# Short problem:
Output the lines starting with the line containing "58, 541, 73]" and going on through the line containing "- tree-node-label: VendorGroupChange: [402, 147, 502, 159]", unchanged.

(Box coordinate listings)
══════════

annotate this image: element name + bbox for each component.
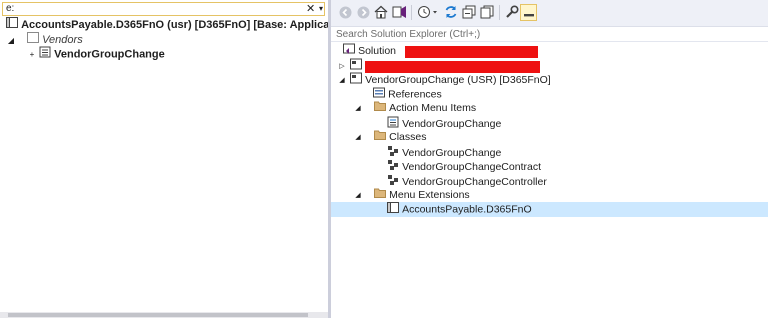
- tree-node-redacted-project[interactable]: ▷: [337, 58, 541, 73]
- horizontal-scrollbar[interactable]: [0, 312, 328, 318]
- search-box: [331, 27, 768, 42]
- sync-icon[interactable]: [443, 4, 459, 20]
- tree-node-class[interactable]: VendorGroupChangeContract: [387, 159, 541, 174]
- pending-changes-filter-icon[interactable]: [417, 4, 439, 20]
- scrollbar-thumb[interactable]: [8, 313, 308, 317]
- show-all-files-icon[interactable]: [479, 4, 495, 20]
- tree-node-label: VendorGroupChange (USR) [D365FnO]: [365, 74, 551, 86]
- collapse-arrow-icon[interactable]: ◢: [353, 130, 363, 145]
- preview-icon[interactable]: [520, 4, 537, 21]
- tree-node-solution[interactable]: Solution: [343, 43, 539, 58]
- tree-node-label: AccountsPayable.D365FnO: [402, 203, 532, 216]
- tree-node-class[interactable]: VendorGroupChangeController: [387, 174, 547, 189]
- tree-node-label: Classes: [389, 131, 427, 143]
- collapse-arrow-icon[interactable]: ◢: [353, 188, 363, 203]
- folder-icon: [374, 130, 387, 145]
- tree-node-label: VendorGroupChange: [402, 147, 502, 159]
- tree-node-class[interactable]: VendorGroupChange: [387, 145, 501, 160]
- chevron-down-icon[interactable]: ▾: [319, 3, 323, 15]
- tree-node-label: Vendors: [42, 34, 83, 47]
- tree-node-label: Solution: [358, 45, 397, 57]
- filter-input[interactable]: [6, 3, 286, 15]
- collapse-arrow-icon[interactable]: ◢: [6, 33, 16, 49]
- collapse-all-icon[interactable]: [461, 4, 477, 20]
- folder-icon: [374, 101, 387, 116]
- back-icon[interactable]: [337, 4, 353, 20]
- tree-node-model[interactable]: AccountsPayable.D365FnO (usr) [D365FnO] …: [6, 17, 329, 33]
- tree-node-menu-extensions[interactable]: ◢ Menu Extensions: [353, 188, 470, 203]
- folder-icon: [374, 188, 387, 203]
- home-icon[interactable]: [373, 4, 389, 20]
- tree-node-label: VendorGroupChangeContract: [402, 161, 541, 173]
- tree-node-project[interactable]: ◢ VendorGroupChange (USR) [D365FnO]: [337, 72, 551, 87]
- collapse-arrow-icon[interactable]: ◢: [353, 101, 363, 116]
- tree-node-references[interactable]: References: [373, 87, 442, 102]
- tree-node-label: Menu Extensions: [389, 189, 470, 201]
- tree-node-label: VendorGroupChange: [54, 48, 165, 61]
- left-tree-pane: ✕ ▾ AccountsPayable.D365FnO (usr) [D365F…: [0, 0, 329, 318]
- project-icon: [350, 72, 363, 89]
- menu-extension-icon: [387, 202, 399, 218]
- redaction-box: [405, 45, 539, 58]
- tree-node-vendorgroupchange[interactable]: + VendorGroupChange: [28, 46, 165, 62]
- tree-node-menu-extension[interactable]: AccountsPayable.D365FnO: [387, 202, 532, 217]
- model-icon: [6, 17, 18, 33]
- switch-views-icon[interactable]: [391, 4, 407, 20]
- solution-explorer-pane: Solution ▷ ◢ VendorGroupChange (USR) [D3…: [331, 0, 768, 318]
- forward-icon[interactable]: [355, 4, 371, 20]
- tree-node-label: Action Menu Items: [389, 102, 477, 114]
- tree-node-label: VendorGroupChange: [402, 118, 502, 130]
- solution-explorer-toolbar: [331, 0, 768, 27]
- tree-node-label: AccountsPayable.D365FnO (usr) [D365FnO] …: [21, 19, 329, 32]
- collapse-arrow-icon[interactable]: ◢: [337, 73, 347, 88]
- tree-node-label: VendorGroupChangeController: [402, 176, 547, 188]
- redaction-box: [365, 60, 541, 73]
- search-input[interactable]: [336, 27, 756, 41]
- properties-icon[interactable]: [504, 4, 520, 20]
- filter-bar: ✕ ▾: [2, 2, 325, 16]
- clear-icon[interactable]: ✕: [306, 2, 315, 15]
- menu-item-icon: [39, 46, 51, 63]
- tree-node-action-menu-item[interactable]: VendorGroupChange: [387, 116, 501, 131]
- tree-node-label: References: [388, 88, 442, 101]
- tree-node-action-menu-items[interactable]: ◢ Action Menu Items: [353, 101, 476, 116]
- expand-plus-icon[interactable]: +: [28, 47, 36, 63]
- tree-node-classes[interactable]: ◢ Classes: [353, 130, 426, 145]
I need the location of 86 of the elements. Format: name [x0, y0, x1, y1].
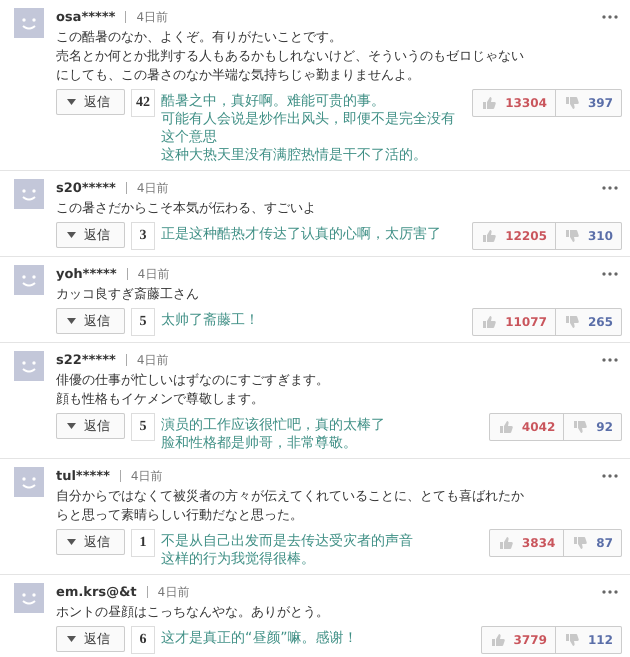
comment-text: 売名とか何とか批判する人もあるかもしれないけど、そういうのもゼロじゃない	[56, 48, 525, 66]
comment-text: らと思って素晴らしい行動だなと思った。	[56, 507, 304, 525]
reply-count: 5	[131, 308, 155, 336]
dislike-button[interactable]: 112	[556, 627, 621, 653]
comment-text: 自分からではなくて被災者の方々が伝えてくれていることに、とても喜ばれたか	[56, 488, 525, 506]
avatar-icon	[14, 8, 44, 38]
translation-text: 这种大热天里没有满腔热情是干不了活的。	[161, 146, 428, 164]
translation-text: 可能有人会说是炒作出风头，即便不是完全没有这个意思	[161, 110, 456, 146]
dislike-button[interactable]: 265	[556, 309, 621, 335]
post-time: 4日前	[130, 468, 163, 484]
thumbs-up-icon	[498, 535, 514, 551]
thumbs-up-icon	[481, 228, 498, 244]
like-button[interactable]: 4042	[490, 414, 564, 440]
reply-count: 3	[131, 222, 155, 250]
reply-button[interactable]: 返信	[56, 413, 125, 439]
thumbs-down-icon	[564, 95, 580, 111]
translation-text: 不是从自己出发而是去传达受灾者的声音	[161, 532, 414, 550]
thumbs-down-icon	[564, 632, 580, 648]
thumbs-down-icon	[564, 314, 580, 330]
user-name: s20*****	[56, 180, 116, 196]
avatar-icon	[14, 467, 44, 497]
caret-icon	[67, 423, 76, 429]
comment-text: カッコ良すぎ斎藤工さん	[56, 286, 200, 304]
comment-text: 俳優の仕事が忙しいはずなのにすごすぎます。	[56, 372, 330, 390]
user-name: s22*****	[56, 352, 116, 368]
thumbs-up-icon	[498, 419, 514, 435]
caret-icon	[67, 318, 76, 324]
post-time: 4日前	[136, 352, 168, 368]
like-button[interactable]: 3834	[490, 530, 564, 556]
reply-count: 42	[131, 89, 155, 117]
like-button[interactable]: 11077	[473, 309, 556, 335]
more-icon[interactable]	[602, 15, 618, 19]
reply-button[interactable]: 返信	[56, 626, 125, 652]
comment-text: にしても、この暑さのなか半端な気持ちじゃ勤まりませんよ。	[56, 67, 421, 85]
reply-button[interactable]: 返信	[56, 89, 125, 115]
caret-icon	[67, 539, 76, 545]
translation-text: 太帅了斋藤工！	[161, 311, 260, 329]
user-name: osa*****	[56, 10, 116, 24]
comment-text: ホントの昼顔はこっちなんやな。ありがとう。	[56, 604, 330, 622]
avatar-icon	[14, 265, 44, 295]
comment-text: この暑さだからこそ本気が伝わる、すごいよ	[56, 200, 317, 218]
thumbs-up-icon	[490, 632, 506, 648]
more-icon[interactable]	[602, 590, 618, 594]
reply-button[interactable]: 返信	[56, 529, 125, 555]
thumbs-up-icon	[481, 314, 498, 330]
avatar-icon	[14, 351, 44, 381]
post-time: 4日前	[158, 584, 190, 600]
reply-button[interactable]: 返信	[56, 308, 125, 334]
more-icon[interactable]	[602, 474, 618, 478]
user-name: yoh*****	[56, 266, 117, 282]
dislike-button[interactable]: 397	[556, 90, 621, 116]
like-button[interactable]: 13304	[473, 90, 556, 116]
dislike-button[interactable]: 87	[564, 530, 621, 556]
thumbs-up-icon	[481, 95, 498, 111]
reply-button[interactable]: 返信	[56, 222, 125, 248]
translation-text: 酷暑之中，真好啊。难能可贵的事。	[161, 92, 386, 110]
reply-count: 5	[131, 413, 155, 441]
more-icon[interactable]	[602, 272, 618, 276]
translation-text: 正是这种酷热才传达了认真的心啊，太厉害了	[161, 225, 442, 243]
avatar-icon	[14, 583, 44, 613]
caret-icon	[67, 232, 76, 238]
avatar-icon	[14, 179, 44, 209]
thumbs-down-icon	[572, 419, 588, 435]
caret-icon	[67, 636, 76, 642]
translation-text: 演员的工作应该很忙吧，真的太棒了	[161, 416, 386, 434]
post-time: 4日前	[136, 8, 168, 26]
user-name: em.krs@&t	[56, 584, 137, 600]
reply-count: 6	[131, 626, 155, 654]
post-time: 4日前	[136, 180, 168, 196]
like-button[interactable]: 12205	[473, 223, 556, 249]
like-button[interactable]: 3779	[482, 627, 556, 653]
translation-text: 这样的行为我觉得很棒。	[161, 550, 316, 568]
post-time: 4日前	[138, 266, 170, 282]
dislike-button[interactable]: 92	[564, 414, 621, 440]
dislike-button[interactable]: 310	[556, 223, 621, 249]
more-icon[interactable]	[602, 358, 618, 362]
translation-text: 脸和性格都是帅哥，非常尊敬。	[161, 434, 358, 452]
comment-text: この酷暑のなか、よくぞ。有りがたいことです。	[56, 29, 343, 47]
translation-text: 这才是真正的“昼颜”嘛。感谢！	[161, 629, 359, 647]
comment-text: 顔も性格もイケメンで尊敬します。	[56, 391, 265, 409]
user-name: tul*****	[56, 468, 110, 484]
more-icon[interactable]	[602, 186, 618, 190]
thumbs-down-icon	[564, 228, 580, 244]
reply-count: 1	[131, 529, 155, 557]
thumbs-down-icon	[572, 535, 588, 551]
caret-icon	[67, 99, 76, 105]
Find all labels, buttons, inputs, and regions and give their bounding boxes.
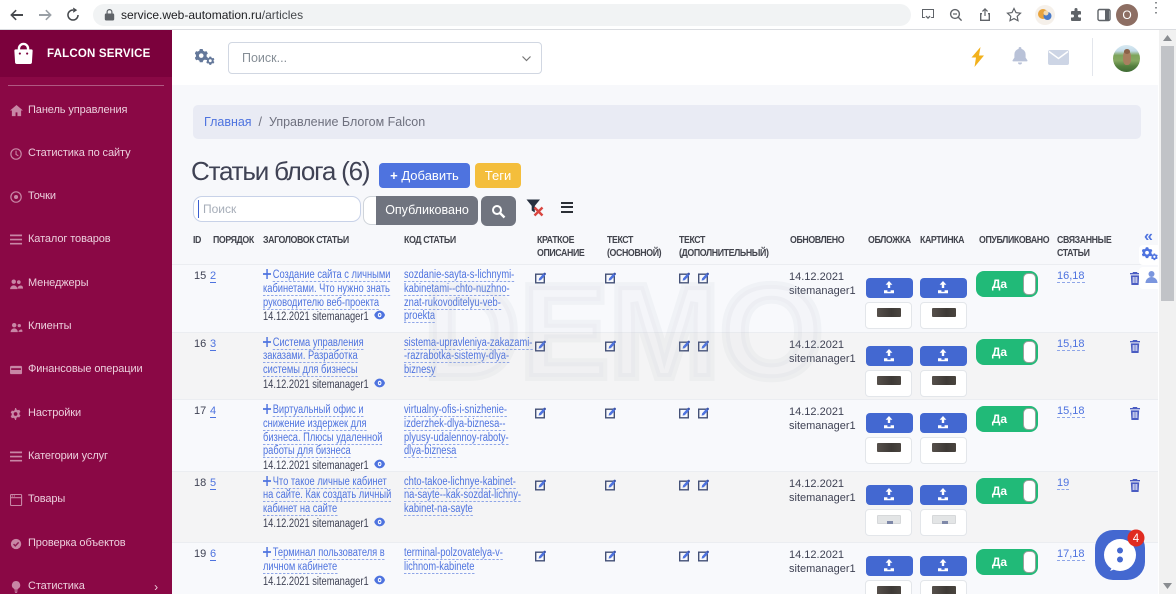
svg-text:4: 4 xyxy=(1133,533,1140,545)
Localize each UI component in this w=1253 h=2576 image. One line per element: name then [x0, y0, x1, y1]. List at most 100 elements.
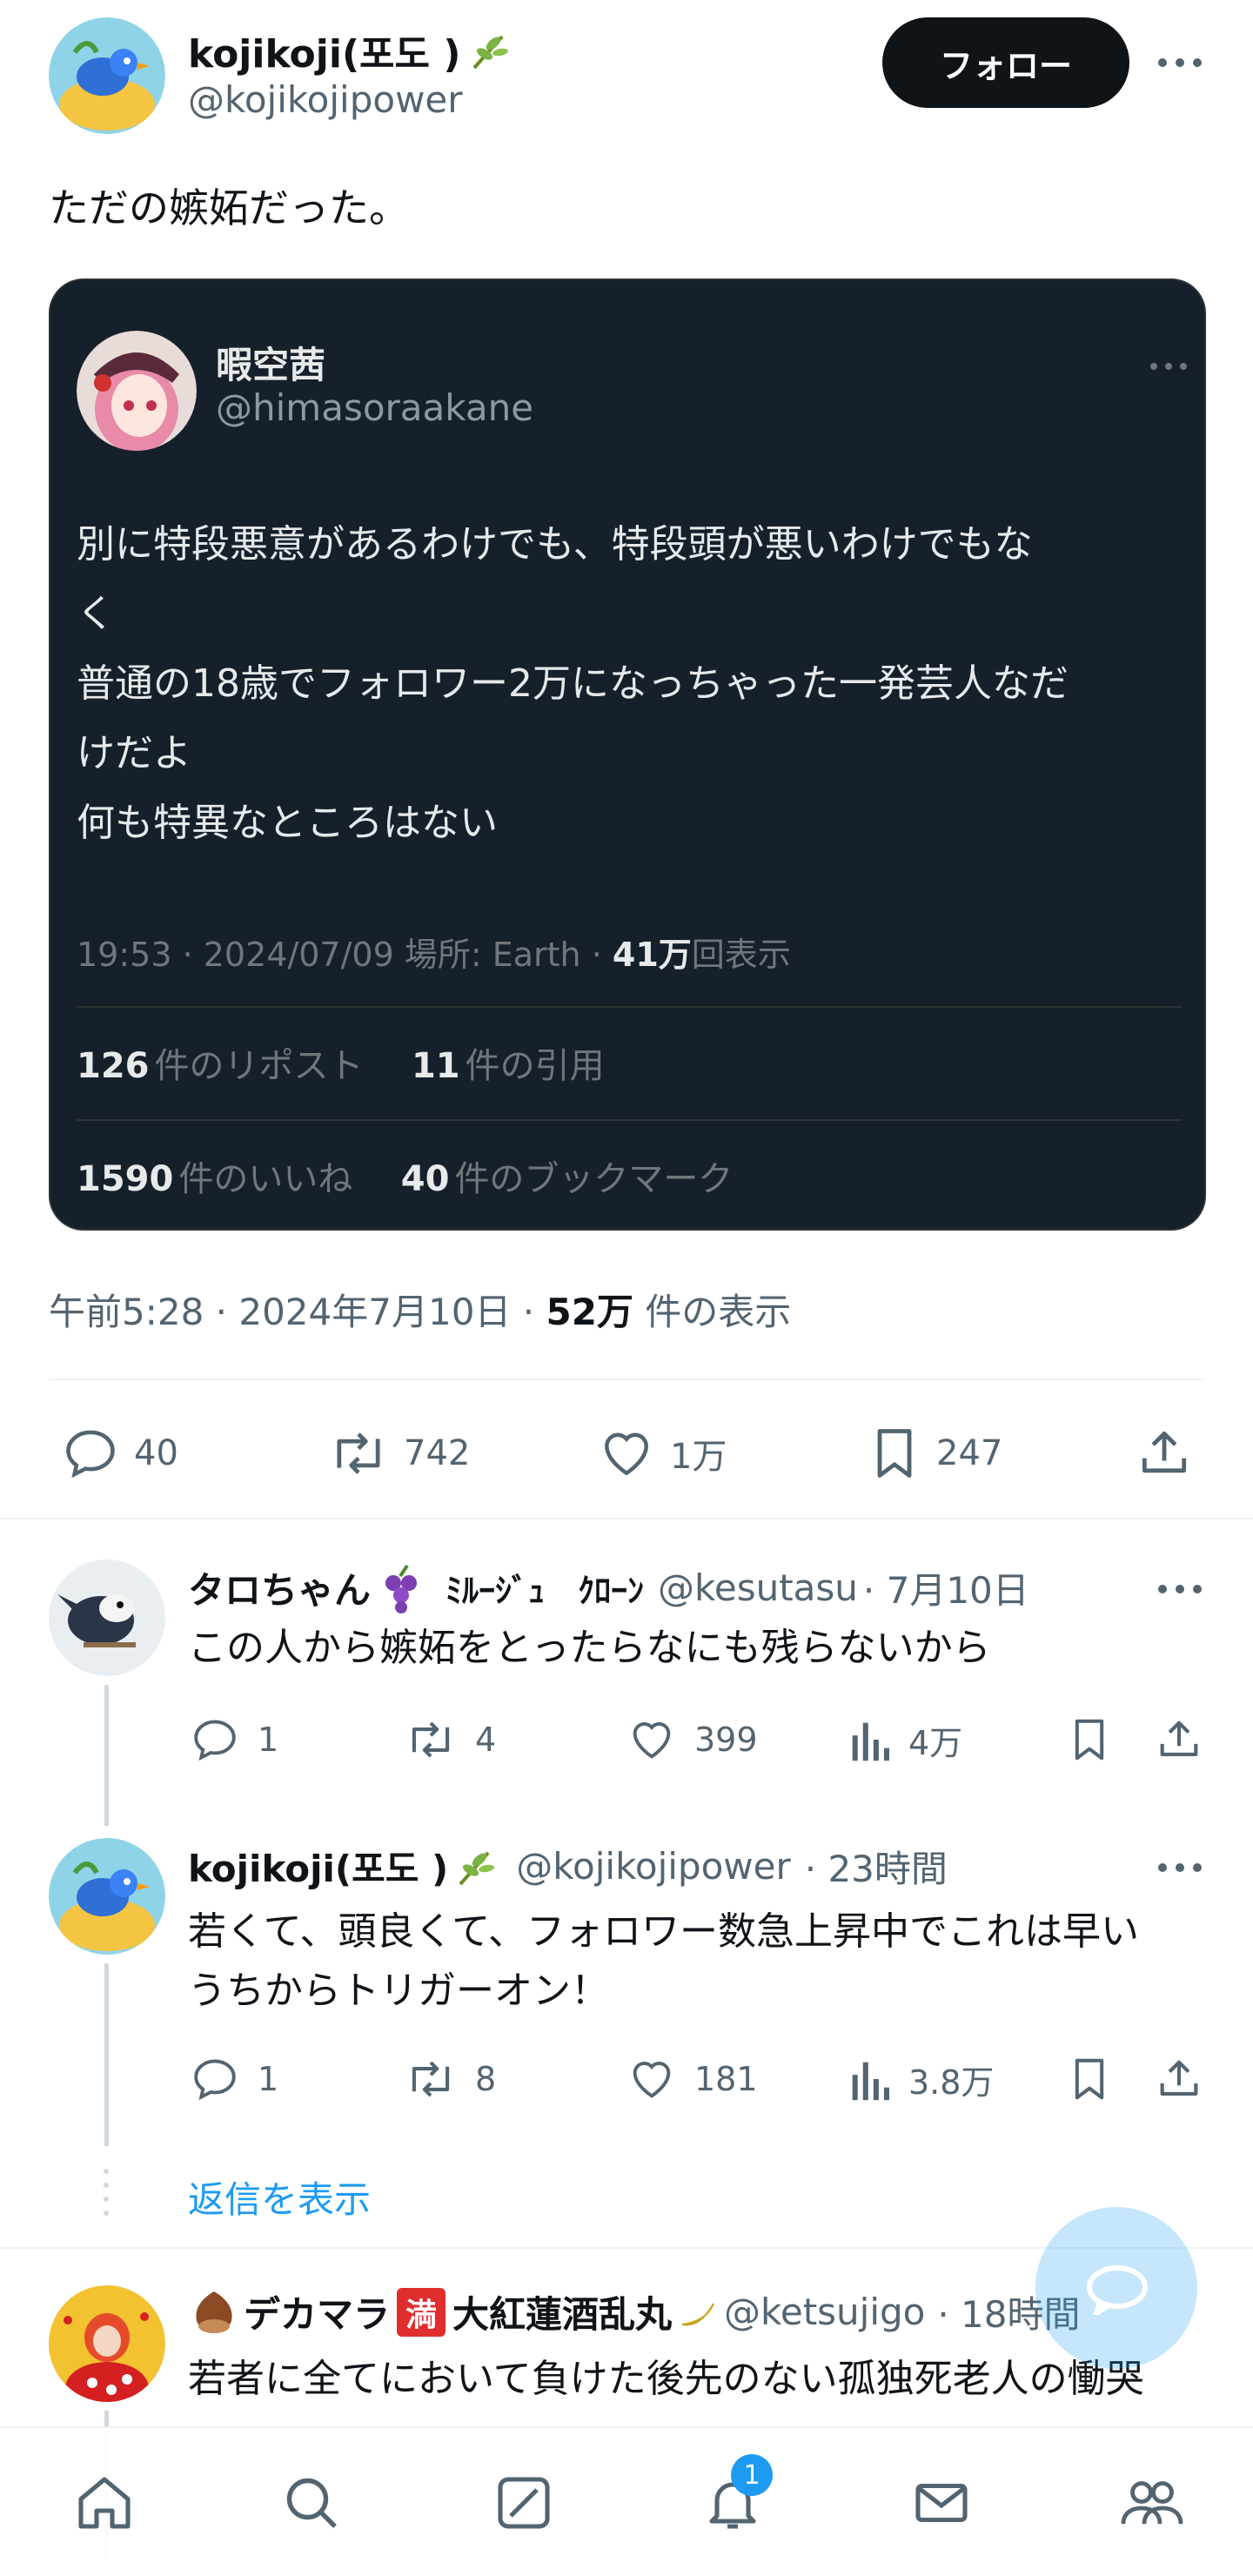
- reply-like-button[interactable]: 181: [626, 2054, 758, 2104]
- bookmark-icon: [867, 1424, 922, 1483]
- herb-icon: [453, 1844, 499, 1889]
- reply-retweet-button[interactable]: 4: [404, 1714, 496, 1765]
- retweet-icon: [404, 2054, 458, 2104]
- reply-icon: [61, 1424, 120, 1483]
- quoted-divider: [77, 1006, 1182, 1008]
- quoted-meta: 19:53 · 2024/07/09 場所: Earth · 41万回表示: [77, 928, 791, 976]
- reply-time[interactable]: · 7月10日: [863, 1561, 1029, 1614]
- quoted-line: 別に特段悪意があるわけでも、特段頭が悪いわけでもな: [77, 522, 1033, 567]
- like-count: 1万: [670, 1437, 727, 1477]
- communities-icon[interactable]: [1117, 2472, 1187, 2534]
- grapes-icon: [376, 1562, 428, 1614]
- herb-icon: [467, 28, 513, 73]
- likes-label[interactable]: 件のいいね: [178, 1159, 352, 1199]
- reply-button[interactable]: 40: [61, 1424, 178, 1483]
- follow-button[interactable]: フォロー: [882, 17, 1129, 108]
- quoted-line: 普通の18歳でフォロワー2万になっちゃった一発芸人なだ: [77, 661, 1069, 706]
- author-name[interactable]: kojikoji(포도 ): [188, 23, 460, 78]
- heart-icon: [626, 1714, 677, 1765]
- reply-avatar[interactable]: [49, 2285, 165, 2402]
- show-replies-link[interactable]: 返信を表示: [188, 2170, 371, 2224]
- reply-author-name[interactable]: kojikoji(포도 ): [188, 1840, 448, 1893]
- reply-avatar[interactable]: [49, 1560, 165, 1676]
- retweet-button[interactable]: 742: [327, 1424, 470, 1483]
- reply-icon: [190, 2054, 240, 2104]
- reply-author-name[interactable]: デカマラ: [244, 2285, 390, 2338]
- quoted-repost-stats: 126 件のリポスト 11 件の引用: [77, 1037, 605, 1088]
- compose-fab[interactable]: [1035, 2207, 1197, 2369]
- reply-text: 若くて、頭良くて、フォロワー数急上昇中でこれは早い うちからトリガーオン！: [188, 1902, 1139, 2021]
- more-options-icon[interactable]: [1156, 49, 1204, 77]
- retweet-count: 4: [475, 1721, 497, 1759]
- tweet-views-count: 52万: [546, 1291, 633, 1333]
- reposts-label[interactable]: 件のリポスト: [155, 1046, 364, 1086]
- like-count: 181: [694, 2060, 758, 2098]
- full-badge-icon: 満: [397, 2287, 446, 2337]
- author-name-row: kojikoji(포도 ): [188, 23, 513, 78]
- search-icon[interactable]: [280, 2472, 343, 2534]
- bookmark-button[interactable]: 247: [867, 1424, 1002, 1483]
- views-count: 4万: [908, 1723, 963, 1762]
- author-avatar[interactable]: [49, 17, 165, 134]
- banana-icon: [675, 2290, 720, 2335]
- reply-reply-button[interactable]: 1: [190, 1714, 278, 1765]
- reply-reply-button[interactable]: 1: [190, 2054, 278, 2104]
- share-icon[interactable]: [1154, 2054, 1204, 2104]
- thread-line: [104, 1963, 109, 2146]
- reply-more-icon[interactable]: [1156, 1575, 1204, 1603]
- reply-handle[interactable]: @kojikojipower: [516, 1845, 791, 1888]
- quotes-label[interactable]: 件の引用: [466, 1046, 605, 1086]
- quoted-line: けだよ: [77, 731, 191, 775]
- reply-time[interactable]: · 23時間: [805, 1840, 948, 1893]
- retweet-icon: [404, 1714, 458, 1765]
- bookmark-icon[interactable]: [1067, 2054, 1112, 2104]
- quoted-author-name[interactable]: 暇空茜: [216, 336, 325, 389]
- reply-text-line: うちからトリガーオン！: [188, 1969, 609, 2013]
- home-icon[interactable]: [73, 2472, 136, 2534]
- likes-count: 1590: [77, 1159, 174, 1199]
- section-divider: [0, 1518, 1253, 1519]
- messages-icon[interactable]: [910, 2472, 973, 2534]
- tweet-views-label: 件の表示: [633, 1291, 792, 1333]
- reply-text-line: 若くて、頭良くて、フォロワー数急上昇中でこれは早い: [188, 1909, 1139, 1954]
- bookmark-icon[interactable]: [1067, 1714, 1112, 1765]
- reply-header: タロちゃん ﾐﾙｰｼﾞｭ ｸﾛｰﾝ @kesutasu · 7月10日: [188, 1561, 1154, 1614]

══════════

# Solution to this task:
- tree-node-redacted-project[interactable]: ▷: [337, 58, 541, 73]
- horizontal-scrollbar[interactable]: [0, 312, 328, 318]
- search-box: [331, 27, 768, 42]
- sync-icon[interactable]: [443, 4, 459, 20]
- tree-node-class[interactable]: VendorGroupChangeContract: [387, 159, 541, 174]
- pending-changes-filter-icon[interactable]: [417, 4, 439, 20]
- scrollbar-thumb[interactable]: [8, 313, 308, 317]
- show-all-files-icon[interactable]: [479, 4, 495, 20]
- tree-node-label: VendorGroupChange (USR) [D365FnO]: [365, 74, 551, 86]
- collapse-arrow-icon[interactable]: ◢: [353, 130, 363, 145]
- preview-icon[interactable]: [520, 4, 537, 21]
- tree-node-solution[interactable]: Solution: [343, 43, 539, 58]
- tree-node-label: AccountsPayable.D365FnO: [402, 203, 532, 216]
- tree-node-class[interactable]: VendorGroupChangeController: [387, 174, 547, 189]
- tree-node-label: Classes: [389, 131, 427, 143]
- collapse-arrow-icon[interactable]: ◢: [353, 188, 363, 203]
- folder-icon: [374, 130, 387, 145]
- tree-node-label: VendorGroupChange: [402, 147, 502, 159]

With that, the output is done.